Below is a listing; write it out exactly and drop any images from it.

Dataset entries
-=-=-

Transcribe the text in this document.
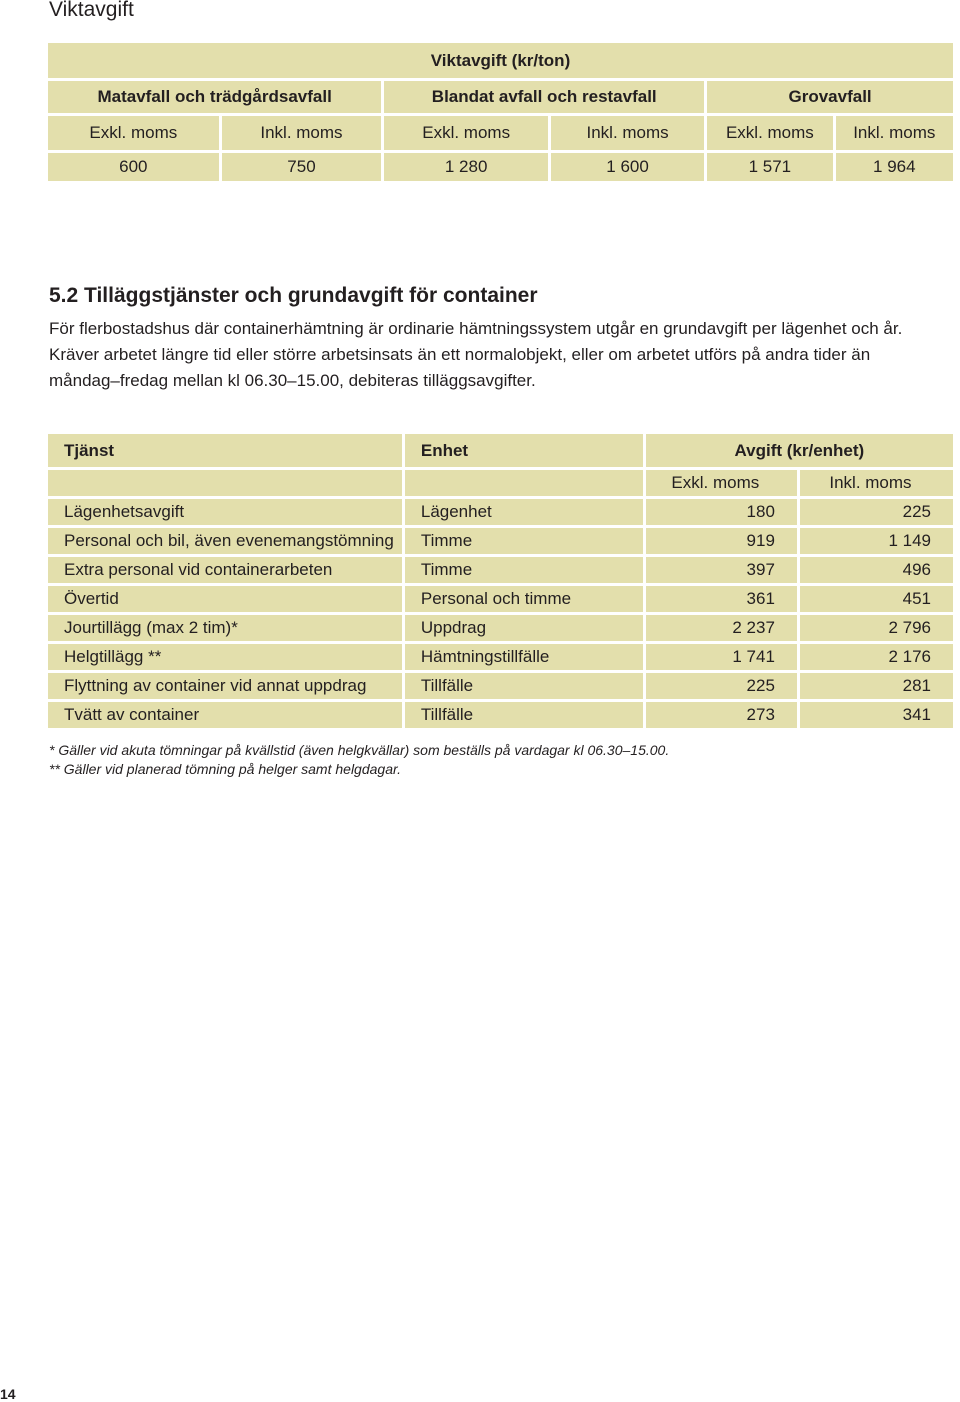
Viktavgift
Viktavgift (kr/ton)					
Matavfall och trädgårdsavfall		Blandat avfall och restavfall		Grovavfall	
Exkl. moms	Inkl. moms	Exkl. moms	Inkl. moms	Exkl. moms	Inkl. moms
600	750	1 280	1 600	1 571	1 964
5.2 Tilläggstjänster och grundavgift för container

För flerbostadshus där containerhämtning är ordinarie hämtningssystem utgår en grundavgift per lägenhet och år. Kräver arbetet längre tid eller större arbetsinsats än ett normalobjekt, eller om arbetet utförs på andra tider än måndag–fredag mellan kl 06.30–15.00, debiteras tilläggsavgifter.

Tjänst	Enhet	Avgift (kr/enhet)	
		Exkl. moms	Inkl. moms
Lägenhetsavgift	Lägenhet	180	225
Personal och bil, även evenemangstömning	Timme	919	1 149
Extra personal vid containerarbeten	Timme	397	496
Övertid	Personal och timme	361	451
Jourtillägg (max 2 tim)*	Uppdrag	2 237	2 796
Helgtillägg **	Hämtningstillfälle	1 741	2 176
Flyttning av container vid annat uppdrag	Tillfälle	225	281
Tvätt av container	Tillfälle	273	341

* Gäller vid akuta tömningar på kvällstid (även helgkvällar) som beställs på vardagar kl 06.30–15.00.

** Gäller vid planerad tömning på helger samt helgdagar.

14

-=-=-

### ANSWER TO THE EXERCISE:
Transcribe the text in this document.
Viktavgift
Viktavgift (kr/ton)					
Matavfall och trädgårdsavfall		Blandat avfall och restavfall		Grovavfall	
Exkl. moms	Inkl. moms	Exkl. moms	Inkl. moms	Exkl. moms	Inkl. moms
600	750	1 280	1 600	1 571	1 964
5.2 Tilläggstjänster och grundavgift för container

För flerbostadshus där containerhämtning är ordinarie hämtningssystem utgår en grundavgift per lägenhet och år. Kräver arbetet längre tid eller större arbetsinsats än ett normalobjekt, eller om arbetet utförs på andra tider än måndag–fredag mellan kl 06.30–15.00, debiteras tilläggsavgifter.

Tjänst	Enhet	Avgift (kr/enhet)	
		Exkl. moms	Inkl. moms
Lägenhetsavgift	Lägenhet	180	225
Personal och bil, även evenemangstömning	Timme	919	1 149
Extra personal vid containerarbeten	Timme	397	496
Övertid	Personal och timme	361	451
Jourtillägg (max 2 tim)*	Uppdrag	2 237	2 796
Helgtillägg **	Hämtningstillfälle	1 741	2 176
Flyttning av container vid annat uppdrag	Tillfälle	225	281
Tvätt av container	Tillfälle	273	341

* Gäller vid akuta tömningar på kvällstid (även helgkvällar) som beställs på vardagar kl 06.30–15.00.

** Gäller vid planerad tömning på helger samt helgdagar.

14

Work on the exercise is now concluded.